Recent developments in the fight against fraudulent claims
The Government estimates that fraud costs the UK economy £52 billion per year, with insurance fraud costing the insurance industry an estimated £2.1…
Things are getting hot, very hot, for fraudsters.
The UK Government estimates that fraud costs the UK economy £52 billion per year, with insurance fraud costing the insurance industry an estimated £2.1 billion. As such, it is little wonder that insurance firms are progressively investing more time, money and expertise in the prevention and detection of fraudulent insurance claims.
Given the cost of such claims, insurance companies are increasingly taking a robust stance by seeking criminal sanction, including applications for committal for contempt of Court, and private prosecution.
Saul Burton considers the most recent case law involving insurance companies taking action against claimants who have been found to be fraudulent.

**Provided records:**
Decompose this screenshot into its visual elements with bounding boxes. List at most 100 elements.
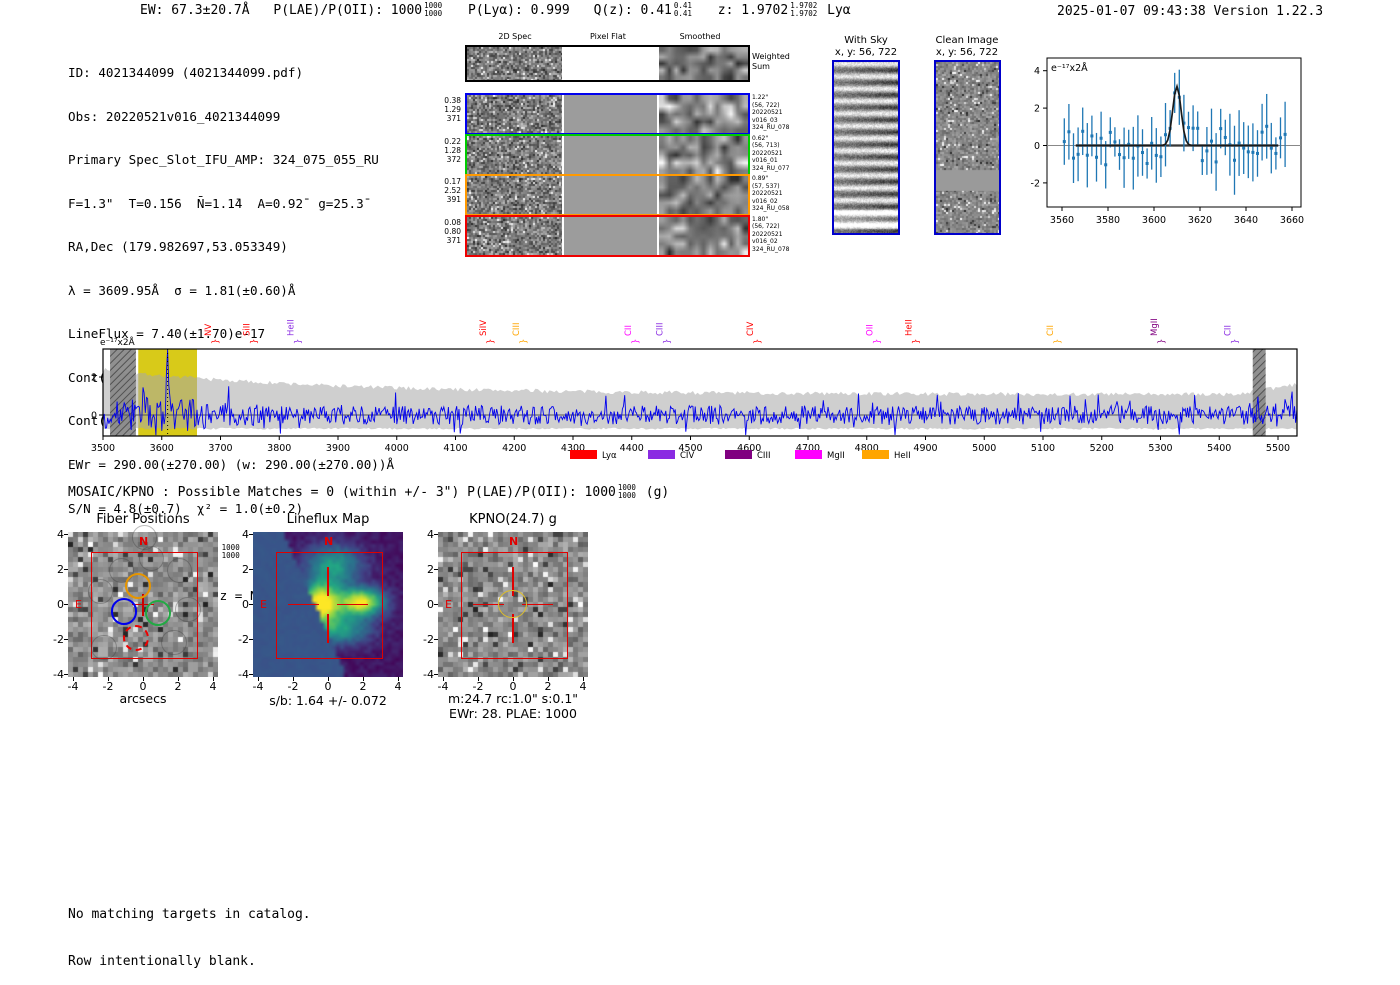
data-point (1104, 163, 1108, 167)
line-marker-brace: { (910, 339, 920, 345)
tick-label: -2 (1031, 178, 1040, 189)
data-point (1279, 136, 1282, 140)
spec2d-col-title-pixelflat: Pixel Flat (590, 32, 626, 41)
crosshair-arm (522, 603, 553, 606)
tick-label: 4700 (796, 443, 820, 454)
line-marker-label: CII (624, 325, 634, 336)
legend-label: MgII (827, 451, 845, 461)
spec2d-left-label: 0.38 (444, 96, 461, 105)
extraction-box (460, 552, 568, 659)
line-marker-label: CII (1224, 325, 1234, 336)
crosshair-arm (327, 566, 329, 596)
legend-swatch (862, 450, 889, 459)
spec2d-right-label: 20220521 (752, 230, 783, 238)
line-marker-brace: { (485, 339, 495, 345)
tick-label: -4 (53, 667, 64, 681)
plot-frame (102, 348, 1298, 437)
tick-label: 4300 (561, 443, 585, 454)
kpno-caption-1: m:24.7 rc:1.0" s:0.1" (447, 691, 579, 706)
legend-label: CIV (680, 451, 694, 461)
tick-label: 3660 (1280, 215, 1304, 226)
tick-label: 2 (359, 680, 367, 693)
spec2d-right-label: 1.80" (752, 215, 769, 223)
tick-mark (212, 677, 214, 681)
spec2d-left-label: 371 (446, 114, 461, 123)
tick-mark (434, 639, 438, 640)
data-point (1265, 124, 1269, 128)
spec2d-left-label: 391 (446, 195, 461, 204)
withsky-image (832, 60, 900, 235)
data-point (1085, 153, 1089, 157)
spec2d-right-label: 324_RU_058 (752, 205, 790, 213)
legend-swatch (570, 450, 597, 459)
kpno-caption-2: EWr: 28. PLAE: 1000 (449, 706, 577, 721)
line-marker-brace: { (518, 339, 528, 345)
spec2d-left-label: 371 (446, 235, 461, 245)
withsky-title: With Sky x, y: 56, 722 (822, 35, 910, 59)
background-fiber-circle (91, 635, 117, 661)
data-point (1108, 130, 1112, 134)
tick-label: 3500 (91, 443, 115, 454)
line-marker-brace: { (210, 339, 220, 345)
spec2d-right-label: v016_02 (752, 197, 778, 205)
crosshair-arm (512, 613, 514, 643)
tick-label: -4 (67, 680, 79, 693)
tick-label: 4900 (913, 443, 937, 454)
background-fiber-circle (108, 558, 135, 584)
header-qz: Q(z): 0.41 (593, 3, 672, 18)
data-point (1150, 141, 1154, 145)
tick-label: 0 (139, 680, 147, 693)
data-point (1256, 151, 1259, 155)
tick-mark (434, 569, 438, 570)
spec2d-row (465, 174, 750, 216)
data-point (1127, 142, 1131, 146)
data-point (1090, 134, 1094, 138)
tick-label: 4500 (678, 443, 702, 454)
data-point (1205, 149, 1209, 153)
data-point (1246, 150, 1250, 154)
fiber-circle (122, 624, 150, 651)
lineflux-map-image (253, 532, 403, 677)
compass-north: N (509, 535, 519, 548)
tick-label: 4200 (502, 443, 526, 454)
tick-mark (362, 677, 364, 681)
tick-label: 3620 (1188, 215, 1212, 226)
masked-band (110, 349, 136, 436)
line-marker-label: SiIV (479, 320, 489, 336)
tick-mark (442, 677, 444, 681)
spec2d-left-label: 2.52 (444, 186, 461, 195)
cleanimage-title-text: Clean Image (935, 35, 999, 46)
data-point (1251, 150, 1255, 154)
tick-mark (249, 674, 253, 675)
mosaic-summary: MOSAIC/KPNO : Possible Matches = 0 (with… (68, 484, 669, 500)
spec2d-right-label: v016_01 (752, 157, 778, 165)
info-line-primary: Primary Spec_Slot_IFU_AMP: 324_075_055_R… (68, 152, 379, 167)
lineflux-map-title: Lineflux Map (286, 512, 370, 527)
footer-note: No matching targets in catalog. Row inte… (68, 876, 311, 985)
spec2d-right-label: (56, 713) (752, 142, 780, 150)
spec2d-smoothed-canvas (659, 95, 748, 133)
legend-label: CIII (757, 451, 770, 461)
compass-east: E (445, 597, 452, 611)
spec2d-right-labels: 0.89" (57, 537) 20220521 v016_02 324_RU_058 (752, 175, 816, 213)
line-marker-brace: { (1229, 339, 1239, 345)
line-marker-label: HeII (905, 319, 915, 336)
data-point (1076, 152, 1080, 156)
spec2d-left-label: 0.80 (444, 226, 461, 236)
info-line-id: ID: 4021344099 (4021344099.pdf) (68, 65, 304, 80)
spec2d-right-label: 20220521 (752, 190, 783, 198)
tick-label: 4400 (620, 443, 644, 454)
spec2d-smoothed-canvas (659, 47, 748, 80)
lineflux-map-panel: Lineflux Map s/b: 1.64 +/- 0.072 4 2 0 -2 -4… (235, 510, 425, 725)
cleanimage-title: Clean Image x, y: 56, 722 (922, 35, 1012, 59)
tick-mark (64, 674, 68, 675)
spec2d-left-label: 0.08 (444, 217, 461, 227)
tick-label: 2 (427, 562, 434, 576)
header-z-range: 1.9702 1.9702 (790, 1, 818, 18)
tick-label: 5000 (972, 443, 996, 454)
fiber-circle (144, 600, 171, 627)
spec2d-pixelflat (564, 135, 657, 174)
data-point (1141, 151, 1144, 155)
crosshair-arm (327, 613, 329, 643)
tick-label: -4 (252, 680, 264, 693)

**Given instruction 1:** According to the extract on fraudulent insurance claims, how much does fraud cost the UK economy each year?
**Given instruction 2:** Rewrite the part of the extract on fraudulent insurance claims starting at "Given the cost" and ending at "and private prosecution.", replacing "robust stance" with "firm stance".
**Given instruction 3:** In the extract on fraudulent insurance claims, why is it little wonder that insurance firms are investing more time, money and expertise in preventing and detecting fraudulent claims?

**Correct answer 1:** £52 billion per year.

**Correct answer 2:**
Given the cost of such claims, insurance companies are increasingly taking a firm stance by seeking criminal sanction, including applications for committal for contempt of Court, and private prosecution.

**Correct answer 3:** Fraud costs the UK economy an estimated £52 billion per year, and insurance fraud costs the insurance industry an estimated £2.1 billion.